TO BE DONE:
Each entry below is to be written out exactly, and the pictures are to be left out.
[START OF DATA SUPPLIED]
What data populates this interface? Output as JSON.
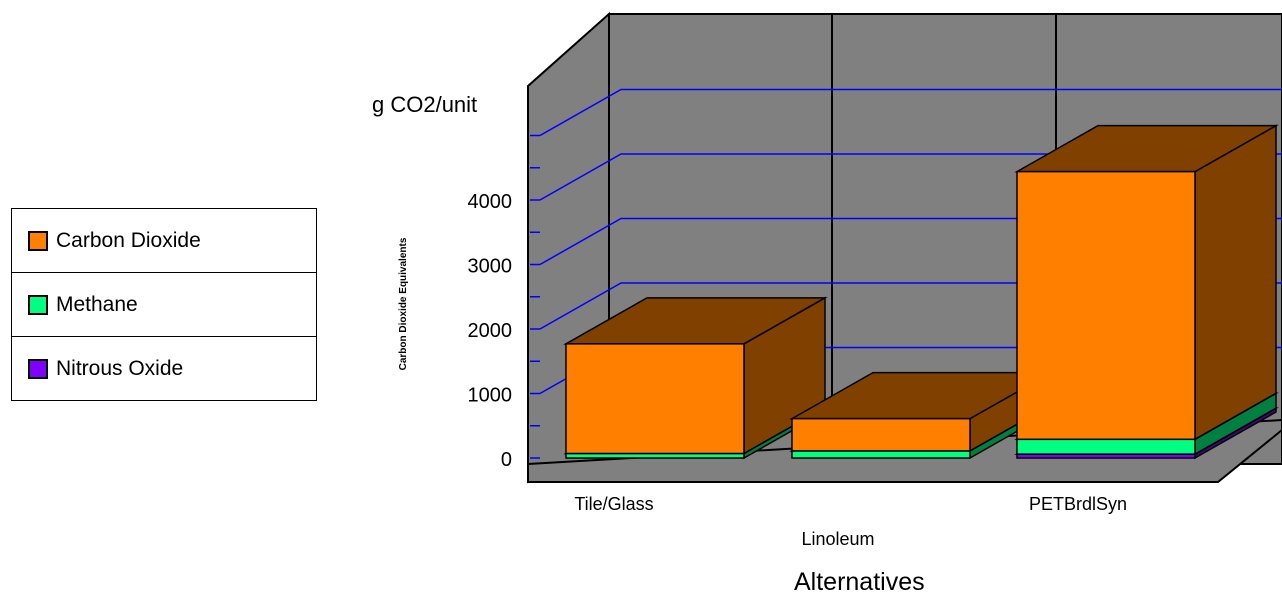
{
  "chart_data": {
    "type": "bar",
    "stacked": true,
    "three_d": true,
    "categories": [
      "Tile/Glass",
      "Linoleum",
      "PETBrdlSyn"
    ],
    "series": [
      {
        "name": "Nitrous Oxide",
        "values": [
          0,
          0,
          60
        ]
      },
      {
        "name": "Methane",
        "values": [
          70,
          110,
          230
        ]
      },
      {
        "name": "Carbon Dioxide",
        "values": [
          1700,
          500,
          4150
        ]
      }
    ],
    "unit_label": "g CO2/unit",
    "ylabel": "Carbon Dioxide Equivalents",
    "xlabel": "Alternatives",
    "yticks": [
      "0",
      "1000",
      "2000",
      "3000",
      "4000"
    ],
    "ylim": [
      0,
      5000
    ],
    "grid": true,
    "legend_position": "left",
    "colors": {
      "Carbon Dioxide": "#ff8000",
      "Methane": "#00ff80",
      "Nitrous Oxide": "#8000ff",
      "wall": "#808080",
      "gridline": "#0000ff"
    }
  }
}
[END OF DATA SUPPLIED]
TASK RESULT:
What data populates this interface? Output as JSON.
{
  "chart_data": {
    "type": "bar",
    "stacked": true,
    "three_d": true,
    "categories": [
      "Tile/Glass",
      "Linoleum",
      "PETBrdlSyn"
    ],
    "series": [
      {
        "name": "Nitrous Oxide",
        "values": [
          0,
          0,
          60
        ]
      },
      {
        "name": "Methane",
        "values": [
          70,
          110,
          230
        ]
      },
      {
        "name": "Carbon Dioxide",
        "values": [
          1700,
          500,
          4150
        ]
      }
    ],
    "unit_label": "g CO2/unit",
    "ylabel": "Carbon Dioxide Equivalents",
    "xlabel": "Alternatives",
    "yticks": [
      "0",
      "1000",
      "2000",
      "3000",
      "4000"
    ],
    "ylim": [
      0,
      5000
    ],
    "grid": true,
    "legend_position": "left",
    "colors": {
      "Carbon Dioxide": "#ff8000",
      "Methane": "#00ff80",
      "Nitrous Oxide": "#8000ff",
      "wall": "#808080",
      "gridline": "#0000ff"
    }
  }
}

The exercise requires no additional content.